(RECORDS FOR PROCESSING)
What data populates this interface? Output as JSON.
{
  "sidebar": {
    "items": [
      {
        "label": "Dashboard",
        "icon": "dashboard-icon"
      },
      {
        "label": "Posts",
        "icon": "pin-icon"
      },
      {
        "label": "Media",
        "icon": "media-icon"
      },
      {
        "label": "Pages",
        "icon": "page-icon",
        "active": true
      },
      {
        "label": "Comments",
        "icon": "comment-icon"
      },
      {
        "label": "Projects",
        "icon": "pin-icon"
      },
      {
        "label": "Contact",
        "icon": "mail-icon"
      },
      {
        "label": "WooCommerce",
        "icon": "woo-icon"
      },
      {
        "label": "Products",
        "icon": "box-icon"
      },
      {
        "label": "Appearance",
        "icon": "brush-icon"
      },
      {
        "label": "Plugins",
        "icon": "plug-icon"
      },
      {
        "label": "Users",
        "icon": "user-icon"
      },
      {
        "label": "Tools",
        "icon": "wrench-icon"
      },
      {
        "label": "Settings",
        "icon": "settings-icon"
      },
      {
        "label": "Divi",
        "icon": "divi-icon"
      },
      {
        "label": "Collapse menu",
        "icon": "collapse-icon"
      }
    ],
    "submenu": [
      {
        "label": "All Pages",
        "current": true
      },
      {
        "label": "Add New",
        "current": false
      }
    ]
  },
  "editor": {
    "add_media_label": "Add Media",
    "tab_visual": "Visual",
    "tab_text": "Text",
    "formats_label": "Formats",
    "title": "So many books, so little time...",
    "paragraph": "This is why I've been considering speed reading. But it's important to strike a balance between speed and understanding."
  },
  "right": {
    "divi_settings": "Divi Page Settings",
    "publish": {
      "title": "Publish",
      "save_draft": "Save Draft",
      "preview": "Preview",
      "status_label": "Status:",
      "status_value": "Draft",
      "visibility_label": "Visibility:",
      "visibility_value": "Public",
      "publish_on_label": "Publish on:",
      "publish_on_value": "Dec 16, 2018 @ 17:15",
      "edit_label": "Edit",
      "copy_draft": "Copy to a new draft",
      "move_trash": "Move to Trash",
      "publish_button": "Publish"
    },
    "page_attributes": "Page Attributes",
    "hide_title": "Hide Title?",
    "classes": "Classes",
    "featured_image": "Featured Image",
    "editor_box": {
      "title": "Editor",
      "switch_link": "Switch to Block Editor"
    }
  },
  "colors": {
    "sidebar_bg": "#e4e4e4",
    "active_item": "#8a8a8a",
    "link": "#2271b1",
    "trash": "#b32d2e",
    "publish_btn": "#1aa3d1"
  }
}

(AIM OF THE EXERCISE) Reproduce the listing shown above in its entirety, exactly.

(OUTPUT OF THE TASK)
What data populates this interface? Output as JSON.
{
  "sidebar": {
    "items": [
      {
        "label": "Dashboard",
        "icon": "dashboard-icon"
      },
      {
        "label": "Posts",
        "icon": "pin-icon"
      },
      {
        "label": "Media",
        "icon": "media-icon"
      },
      {
        "label": "Pages",
        "icon": "page-icon",
        "active": true
      },
      {
        "label": "Comments",
        "icon": "comment-icon"
      },
      {
        "label": "Projects",
        "icon": "pin-icon"
      },
      {
        "label": "Contact",
        "icon": "mail-icon"
      },
      {
        "label": "WooCommerce",
        "icon": "woo-icon"
      },
      {
        "label": "Products",
        "icon": "box-icon"
      },
      {
        "label": "Appearance",
        "icon": "brush-icon"
      },
      {
        "label": "Plugins",
        "icon": "plug-icon"
      },
      {
        "label": "Users",
        "icon": "user-icon"
      },
      {
        "label": "Tools",
        "icon": "wrench-icon"
      },
      {
        "label": "Settings",
        "icon": "settings-icon"
      },
      {
        "label": "Divi",
        "icon": "divi-icon"
      },
      {
        "label": "Collapse menu",
        "icon": "collapse-icon"
      }
    ],
    "submenu": [
      {
        "label": "All Pages",
        "current": true
      },
      {
        "label": "Add New",
        "current": false
      }
    ]
  },
  "editor": {
    "add_media_label": "Add Media",
    "tab_visual": "Visual",
    "tab_text": "Text",
    "formats_label": "Formats",
    "title": "So many books, so little time...",
    "paragraph": "This is why I've been considering speed reading. But it's important to strike a balance between speed and understanding."
  },
  "right": {
    "divi_settings": "Divi Page Settings",
    "publish": {
      "title": "Publish",
      "save_draft": "Save Draft",
      "preview": "Preview",
      "status_label": "Status:",
      "status_value": "Draft",
      "visibility_label": "Visibility:",
      "visibility_value": "Public",
      "publish_on_label": "Publish on:",
      "publish_on_value": "Dec 16, 2018 @ 17:15",
      "edit_label": "Edit",
      "copy_draft": "Copy to a new draft",
      "move_trash": "Move to Trash",
      "publish_button": "Publish"
    },
    "page_attributes": "Page Attributes",
    "hide_title": "Hide Title?",
    "classes": "Classes",
    "featured_image": "Featured Image",
    "editor_box": {
      "title": "Editor",
      "switch_link": "Switch to Block Editor"
    }
  },
  "colors": {
    "sidebar_bg": "#e4e4e4",
    "active_item": "#8a8a8a",
    "link": "#2271b1",
    "trash": "#b32d2e",
    "publish_btn": "#1aa3d1"
  }
}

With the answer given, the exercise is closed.